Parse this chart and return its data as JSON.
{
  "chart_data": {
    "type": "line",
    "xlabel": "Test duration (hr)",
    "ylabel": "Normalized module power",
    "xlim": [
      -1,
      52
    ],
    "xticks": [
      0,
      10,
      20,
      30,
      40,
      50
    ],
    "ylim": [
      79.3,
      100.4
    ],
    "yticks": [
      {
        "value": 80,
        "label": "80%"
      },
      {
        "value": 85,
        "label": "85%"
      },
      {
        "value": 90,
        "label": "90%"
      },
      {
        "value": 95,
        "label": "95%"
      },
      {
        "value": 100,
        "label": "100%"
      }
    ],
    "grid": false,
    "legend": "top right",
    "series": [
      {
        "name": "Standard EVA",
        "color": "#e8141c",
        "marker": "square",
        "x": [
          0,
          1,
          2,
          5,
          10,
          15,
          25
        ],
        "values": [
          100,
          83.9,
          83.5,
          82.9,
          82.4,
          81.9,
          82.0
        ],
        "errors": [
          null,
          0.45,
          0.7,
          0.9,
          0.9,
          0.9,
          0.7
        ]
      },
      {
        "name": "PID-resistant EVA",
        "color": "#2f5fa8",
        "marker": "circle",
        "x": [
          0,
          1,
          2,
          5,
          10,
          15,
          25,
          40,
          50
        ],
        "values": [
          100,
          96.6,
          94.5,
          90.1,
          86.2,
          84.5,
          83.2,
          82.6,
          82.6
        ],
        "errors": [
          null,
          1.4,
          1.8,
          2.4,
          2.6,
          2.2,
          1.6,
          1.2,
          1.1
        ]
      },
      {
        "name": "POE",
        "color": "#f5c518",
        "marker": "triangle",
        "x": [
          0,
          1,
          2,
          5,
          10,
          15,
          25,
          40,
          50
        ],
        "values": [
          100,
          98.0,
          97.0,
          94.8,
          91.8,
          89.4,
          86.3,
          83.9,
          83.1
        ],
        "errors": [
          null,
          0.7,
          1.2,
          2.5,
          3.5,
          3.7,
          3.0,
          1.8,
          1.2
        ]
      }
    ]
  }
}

______

WORK TO BE COMPLETED.
A single figure is required: the number of lines above in which the word "name" occurs.

REPLY.
3